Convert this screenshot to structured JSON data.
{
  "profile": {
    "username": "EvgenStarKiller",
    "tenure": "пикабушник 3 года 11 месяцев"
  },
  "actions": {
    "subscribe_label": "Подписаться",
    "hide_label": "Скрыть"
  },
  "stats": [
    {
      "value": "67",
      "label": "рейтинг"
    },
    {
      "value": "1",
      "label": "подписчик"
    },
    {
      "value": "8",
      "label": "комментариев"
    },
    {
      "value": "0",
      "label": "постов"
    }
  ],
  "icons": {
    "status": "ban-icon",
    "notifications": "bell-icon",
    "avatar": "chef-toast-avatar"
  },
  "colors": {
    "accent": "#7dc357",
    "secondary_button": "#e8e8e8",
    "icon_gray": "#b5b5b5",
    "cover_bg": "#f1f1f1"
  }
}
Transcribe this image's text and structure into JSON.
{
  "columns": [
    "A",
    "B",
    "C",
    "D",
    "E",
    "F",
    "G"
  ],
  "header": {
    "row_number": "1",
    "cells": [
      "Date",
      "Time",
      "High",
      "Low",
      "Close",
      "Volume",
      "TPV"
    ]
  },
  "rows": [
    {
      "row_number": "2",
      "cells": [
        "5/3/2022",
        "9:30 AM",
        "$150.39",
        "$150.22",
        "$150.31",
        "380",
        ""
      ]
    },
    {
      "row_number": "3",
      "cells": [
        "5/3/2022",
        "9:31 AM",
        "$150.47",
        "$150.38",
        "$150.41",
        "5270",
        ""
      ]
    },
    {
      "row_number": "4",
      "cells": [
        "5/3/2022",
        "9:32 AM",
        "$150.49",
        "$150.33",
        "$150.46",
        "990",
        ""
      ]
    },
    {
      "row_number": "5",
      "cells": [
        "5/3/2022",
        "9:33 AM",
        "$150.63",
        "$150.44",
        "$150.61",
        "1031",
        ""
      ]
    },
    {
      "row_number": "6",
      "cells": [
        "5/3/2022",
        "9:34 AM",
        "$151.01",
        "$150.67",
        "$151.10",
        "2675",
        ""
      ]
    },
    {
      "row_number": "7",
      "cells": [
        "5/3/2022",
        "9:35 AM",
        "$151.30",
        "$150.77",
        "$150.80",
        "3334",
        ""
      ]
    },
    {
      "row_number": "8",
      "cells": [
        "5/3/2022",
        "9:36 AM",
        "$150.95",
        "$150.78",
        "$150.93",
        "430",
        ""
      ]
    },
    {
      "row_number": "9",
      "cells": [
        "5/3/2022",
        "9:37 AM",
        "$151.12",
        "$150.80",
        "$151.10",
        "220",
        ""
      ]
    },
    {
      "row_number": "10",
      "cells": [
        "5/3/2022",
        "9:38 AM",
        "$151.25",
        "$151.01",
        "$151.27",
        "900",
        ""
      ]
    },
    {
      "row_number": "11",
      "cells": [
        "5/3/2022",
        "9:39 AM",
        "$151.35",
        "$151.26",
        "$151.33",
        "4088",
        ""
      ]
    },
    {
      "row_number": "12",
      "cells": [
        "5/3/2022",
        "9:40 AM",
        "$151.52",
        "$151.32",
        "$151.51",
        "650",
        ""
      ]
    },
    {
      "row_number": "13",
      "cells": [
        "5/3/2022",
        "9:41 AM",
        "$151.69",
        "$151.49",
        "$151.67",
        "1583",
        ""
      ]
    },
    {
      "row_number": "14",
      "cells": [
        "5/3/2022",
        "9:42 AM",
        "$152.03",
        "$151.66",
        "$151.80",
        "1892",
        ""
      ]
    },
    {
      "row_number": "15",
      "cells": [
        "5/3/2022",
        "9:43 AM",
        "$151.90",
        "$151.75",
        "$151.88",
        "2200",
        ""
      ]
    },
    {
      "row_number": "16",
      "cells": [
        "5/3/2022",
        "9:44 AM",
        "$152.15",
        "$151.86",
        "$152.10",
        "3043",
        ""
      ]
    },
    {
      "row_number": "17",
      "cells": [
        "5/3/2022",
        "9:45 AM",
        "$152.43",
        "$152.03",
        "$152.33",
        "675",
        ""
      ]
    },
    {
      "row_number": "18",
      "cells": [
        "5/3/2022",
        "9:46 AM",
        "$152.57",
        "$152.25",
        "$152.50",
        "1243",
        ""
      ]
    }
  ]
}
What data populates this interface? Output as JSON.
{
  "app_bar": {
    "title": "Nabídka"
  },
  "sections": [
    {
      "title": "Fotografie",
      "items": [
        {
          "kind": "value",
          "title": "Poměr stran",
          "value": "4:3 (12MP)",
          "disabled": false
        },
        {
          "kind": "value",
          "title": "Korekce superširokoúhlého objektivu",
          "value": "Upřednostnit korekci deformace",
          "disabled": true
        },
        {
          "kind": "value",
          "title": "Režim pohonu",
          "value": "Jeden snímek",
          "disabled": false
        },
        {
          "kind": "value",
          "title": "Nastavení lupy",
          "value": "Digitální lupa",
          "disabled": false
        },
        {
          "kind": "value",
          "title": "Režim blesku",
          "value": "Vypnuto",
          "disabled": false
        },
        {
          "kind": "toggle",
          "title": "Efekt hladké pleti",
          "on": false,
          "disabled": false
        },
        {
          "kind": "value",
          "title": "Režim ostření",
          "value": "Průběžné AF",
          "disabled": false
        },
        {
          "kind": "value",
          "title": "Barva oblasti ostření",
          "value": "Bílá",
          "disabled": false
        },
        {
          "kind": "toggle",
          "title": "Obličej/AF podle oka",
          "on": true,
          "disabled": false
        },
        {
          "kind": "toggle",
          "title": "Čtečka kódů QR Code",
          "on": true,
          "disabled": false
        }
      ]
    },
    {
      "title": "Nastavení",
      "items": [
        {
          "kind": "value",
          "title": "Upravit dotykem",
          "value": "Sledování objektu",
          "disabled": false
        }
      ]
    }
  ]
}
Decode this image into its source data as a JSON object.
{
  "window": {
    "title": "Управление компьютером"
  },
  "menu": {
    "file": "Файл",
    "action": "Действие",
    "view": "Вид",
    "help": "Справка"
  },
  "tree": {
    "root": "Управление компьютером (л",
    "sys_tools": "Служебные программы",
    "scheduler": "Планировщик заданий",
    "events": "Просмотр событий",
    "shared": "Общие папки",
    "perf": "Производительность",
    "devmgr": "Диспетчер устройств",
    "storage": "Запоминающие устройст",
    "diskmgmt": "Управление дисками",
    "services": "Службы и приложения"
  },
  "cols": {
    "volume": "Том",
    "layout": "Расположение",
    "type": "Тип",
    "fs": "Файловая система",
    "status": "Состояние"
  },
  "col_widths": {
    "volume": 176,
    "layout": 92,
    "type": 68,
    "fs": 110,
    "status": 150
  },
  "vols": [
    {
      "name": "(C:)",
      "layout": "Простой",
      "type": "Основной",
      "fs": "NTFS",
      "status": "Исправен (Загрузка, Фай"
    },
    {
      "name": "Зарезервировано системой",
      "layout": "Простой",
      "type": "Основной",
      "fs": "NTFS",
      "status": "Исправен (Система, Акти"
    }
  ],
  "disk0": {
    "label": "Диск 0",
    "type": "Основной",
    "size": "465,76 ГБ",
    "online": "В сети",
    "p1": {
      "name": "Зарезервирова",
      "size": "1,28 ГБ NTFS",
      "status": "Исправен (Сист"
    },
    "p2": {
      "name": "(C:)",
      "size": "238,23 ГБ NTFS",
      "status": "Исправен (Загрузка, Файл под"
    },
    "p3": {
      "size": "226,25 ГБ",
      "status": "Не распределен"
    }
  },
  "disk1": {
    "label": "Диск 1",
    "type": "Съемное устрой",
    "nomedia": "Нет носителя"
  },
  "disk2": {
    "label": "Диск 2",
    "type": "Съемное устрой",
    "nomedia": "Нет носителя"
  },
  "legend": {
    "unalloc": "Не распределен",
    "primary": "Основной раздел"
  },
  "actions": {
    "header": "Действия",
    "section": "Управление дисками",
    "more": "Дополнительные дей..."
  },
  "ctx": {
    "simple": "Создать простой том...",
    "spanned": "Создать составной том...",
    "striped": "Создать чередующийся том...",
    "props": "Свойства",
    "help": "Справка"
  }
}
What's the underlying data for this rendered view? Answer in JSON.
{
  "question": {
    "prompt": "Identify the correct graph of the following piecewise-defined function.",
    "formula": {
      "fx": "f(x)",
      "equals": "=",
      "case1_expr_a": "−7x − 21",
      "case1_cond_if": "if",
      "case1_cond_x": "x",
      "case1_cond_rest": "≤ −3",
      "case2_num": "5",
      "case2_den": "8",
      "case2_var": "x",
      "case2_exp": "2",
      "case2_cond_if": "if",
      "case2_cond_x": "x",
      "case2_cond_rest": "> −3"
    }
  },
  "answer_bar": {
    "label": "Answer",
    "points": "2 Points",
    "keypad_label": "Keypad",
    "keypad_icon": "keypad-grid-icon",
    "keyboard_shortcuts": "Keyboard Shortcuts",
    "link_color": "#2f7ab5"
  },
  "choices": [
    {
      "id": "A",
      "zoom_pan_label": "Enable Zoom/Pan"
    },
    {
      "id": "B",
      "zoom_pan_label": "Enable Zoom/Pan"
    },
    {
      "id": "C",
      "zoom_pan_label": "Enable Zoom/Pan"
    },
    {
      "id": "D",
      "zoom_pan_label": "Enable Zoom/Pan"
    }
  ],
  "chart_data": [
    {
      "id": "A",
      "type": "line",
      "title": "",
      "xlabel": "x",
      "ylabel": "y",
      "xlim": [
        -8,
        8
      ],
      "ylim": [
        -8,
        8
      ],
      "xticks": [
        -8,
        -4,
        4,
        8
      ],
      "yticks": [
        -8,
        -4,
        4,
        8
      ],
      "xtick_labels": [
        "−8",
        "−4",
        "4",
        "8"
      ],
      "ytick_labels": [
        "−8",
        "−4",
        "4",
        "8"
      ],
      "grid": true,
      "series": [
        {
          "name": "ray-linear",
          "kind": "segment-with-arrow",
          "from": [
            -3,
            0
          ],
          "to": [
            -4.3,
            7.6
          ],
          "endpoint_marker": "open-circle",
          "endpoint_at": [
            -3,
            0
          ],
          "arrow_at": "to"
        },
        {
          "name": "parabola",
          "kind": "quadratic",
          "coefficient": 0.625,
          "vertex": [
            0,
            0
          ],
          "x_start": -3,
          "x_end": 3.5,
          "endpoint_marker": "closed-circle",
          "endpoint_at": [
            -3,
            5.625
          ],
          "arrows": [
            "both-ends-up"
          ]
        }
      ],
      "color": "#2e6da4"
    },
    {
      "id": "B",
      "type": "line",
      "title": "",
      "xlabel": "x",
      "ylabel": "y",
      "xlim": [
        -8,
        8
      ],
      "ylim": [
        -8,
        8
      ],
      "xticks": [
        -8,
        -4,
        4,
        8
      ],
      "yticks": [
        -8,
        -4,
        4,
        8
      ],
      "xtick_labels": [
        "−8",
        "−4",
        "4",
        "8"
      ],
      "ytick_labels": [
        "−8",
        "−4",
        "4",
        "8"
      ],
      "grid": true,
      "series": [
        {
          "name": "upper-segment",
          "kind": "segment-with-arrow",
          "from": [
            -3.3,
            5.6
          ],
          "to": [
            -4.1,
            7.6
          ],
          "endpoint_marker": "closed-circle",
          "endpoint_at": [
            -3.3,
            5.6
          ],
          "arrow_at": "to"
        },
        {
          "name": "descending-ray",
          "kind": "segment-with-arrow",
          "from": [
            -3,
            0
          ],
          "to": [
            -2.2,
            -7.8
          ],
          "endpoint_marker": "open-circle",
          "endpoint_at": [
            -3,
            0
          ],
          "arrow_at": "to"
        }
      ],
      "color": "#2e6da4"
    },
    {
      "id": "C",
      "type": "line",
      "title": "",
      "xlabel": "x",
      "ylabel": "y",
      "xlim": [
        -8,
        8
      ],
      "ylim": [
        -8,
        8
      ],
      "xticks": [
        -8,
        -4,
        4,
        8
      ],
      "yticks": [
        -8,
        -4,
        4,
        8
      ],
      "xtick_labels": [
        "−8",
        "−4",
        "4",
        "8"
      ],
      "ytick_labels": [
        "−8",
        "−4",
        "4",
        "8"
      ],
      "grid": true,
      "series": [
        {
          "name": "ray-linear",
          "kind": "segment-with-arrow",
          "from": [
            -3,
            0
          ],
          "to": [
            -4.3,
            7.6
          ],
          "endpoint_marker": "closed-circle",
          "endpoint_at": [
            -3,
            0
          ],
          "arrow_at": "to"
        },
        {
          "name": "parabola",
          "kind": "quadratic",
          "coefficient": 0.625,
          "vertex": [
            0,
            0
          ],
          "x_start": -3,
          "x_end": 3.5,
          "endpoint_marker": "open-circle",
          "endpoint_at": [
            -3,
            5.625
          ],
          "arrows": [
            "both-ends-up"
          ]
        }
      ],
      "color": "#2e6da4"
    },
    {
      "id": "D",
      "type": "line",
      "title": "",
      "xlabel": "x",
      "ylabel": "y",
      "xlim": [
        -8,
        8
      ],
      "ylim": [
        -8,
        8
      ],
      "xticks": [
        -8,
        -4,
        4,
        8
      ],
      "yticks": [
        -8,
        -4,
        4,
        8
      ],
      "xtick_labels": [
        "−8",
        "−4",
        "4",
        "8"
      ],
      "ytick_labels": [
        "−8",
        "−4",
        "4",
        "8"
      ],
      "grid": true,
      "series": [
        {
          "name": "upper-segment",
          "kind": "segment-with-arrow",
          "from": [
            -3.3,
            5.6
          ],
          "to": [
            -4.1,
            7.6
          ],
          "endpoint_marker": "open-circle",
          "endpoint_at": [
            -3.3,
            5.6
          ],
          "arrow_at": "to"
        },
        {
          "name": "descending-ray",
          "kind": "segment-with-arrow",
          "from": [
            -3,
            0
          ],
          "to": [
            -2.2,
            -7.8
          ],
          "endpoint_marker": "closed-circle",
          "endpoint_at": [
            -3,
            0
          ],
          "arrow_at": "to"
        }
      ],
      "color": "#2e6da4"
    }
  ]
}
◆ ◆ ◆
_What this task involves_
Report only the number of lines in the listing that contain the word "дисками".

_Completed exercise_
2